** start of DATA SECTION **

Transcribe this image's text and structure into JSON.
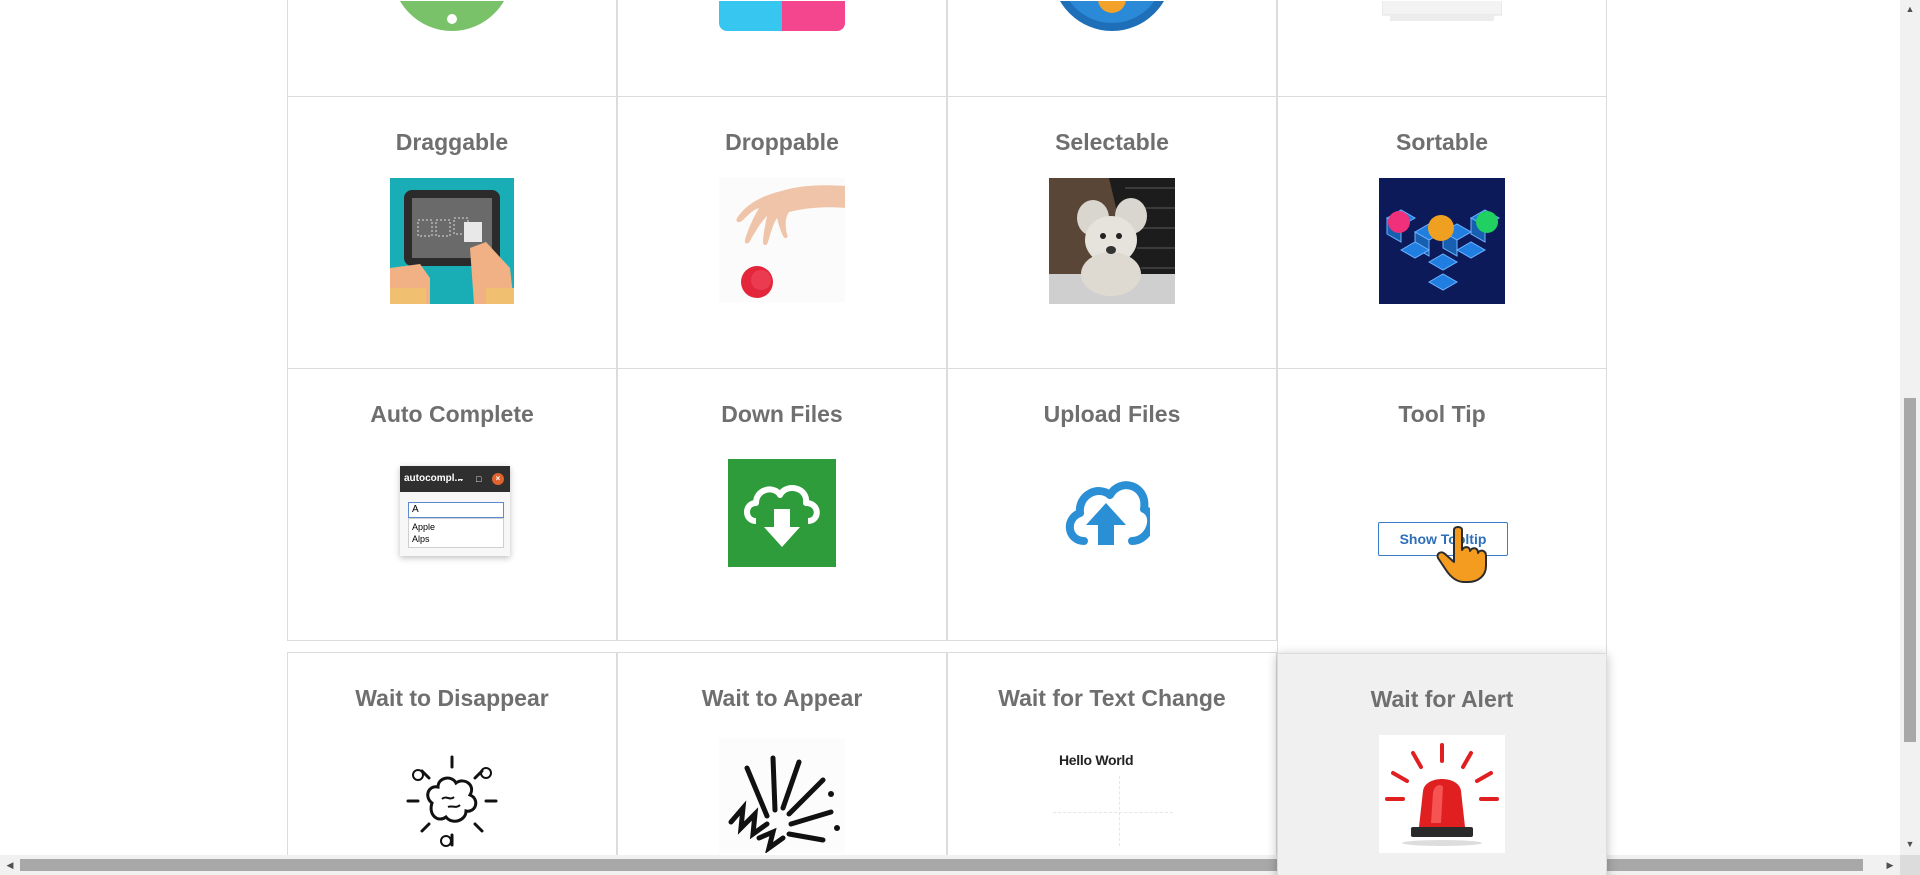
{
  "cards": {
    "draggable": {
      "title": "Draggable"
    },
    "droppable": {
      "title": "Droppable"
    },
    "selectable": {
      "title": "Selectable"
    },
    "sortable": {
      "title": "Sortable"
    },
    "autocomplete": {
      "title": "Auto Complete",
      "window_title": "autocompl...",
      "input_value": "A",
      "options": [
        "Apple",
        "Alps"
      ]
    },
    "download": {
      "title": "Down Files"
    },
    "upload": {
      "title": "Upload Files"
    },
    "tooltip": {
      "title": "Tool Tip",
      "button_label": "Show Tooltip"
    },
    "wait_disappear": {
      "title": "Wait to Disappear"
    },
    "wait_appear": {
      "title": "Wait to Appear"
    },
    "wait_text": {
      "title": "Wait for Text Change",
      "sample_text": "Hello World"
    },
    "wait_alert": {
      "title": "Wait for Alert"
    }
  },
  "colors": {
    "title": "#6f6f6f",
    "download_green": "#2e9c3a",
    "upload_blue": "#2b8fd6",
    "alert_red": "#e02020"
  },
  "icons": [
    "cursor-hand-icon",
    "cloud-download-icon",
    "cloud-upload-icon",
    "siren-icon"
  ]
}
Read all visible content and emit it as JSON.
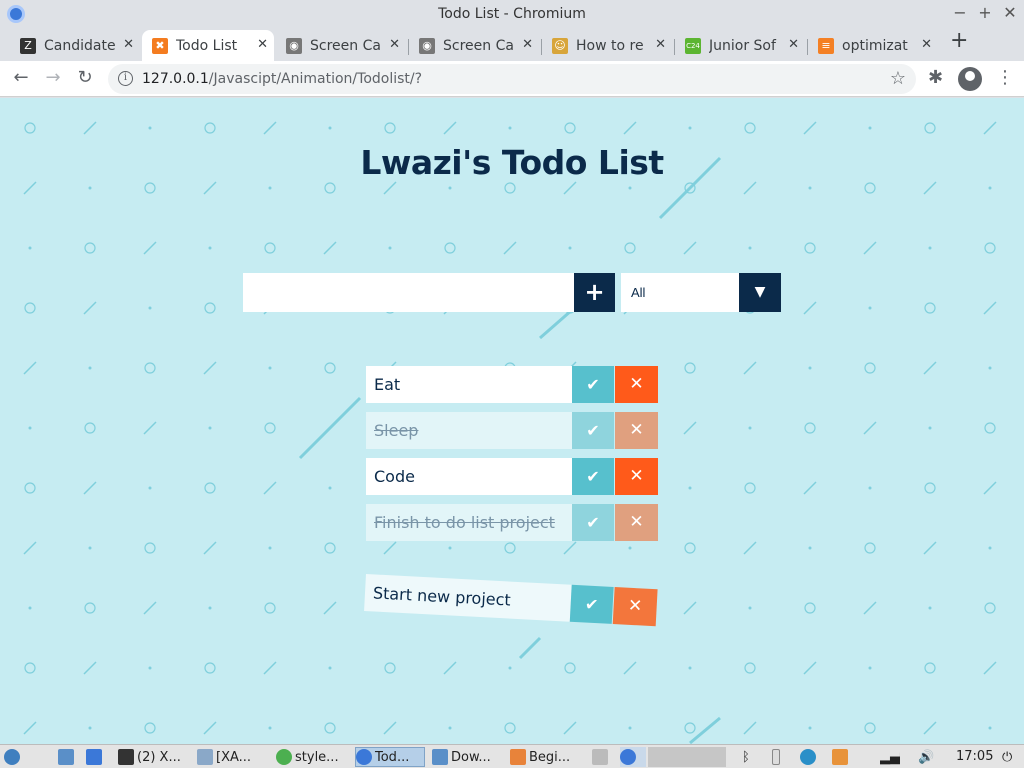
{
  "window": {
    "title": "Todo List - Chromium",
    "controls": [
      "−",
      "+",
      "✕"
    ]
  },
  "tabs": [
    {
      "label": "Candidate",
      "icon": "z-icon",
      "color": "#333333"
    },
    {
      "label": "Todo List",
      "icon": "xampp-icon",
      "color": "#f47c20",
      "active": true
    },
    {
      "label": "Screen Ca",
      "icon": "camera-icon",
      "color": "#777777"
    },
    {
      "label": "Screen Ca",
      "icon": "camera-icon",
      "color": "#777777"
    },
    {
      "label": "How to re",
      "icon": "avatar-icon",
      "color": "#d8a53a"
    },
    {
      "label": "Junior Sof",
      "icon": "c24-icon",
      "color": "#5cb531"
    },
    {
      "label": "optimizat",
      "icon": "stackoverflow-icon",
      "color": "#f48024"
    }
  ],
  "toolbar": {
    "url_host": "127.0.0.1",
    "url_path": "/Javascipt/Animation/Todolist/?"
  },
  "page": {
    "title": "Lwazi's Todo List",
    "input_placeholder": "",
    "add_label": "+",
    "filter_value": "All",
    "filter_arrow": "▼"
  },
  "todos": [
    {
      "text": "Eat",
      "completed": false
    },
    {
      "text": "Sleep",
      "completed": true
    },
    {
      "text": "Code",
      "completed": false
    },
    {
      "text": "Finish to do list project",
      "completed": true
    },
    {
      "text": "Start new project",
      "completed": false,
      "falling": true
    }
  ],
  "taskbar": {
    "items": [
      "(2) X...",
      "[XA...",
      "style...",
      "Tod...",
      "Dow...",
      "Begi..."
    ],
    "clock": "17:05"
  },
  "colors": {
    "page_bg": "#c6ecf2",
    "navy": "#0b2a4a",
    "check": "#57c0cd",
    "trash": "#ff5a1a"
  }
}
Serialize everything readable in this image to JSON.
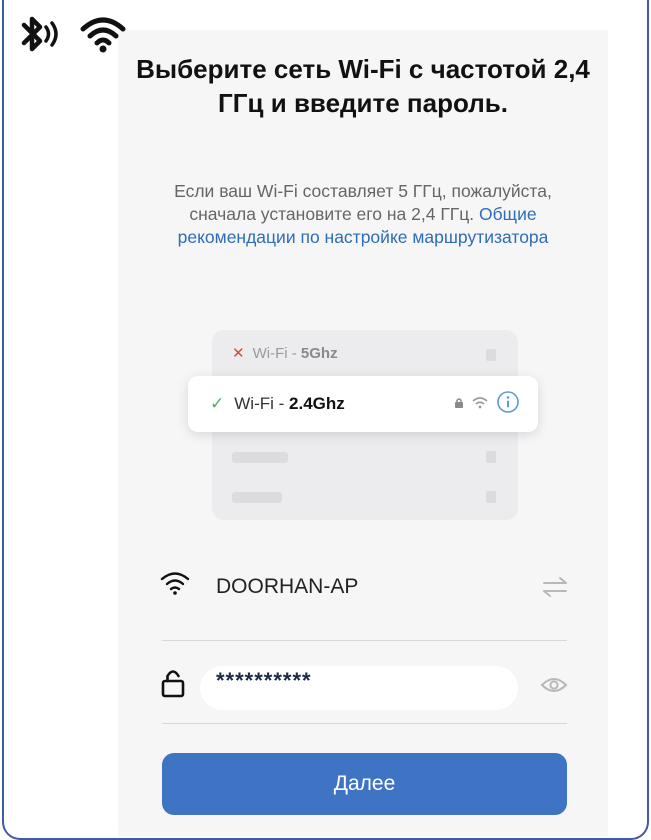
{
  "page": {
    "title": "Выберите сеть Wi-Fi с частотой 2,4 ГГц и введите пароль.",
    "description": "Если ваш Wi-Fi составляет 5 ГГц, пожалуйста, сначала установите его на 2,4 ГГц.",
    "link_text": "Общие рекомендации по настройке маршрутизатора"
  },
  "illustration": {
    "network_5ghz_prefix": "Wi-Fi - ",
    "network_5ghz_band": "5Ghz",
    "network_24ghz_prefix": "Wi-Fi - ",
    "network_24ghz_band": "2.4Ghz"
  },
  "form": {
    "ssid": "DOORHAN-AP",
    "password_masked": "**********"
  },
  "actions": {
    "next_label": "Далее"
  },
  "colors": {
    "accent": "#3f73c4",
    "link": "#2f6db6",
    "check": "#4cae70",
    "cross": "#e0443b",
    "frame": "#3f5aa6"
  },
  "icons": {
    "status": [
      "bluetooth-icon",
      "wifi-icon"
    ],
    "ssid_row": [
      "wifi-icon",
      "switch-network-icon"
    ],
    "password_row": [
      "lock-icon",
      "eye-icon"
    ],
    "card": [
      "lock-icon",
      "wifi-icon",
      "info-icon"
    ]
  }
}
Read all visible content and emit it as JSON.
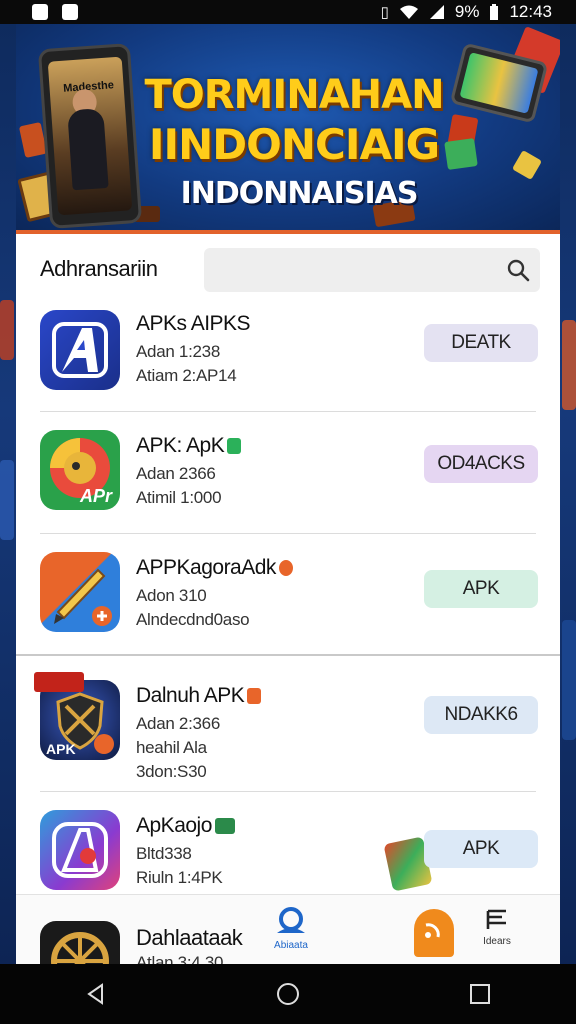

** end of DATA SECTION **

EXERCISE DESCRIPTION:
Find each line in the records holding the string "cloud" and show it.

FULL SOLUTION:
    "cloud-download-icon",
    "cloud-upload-icon",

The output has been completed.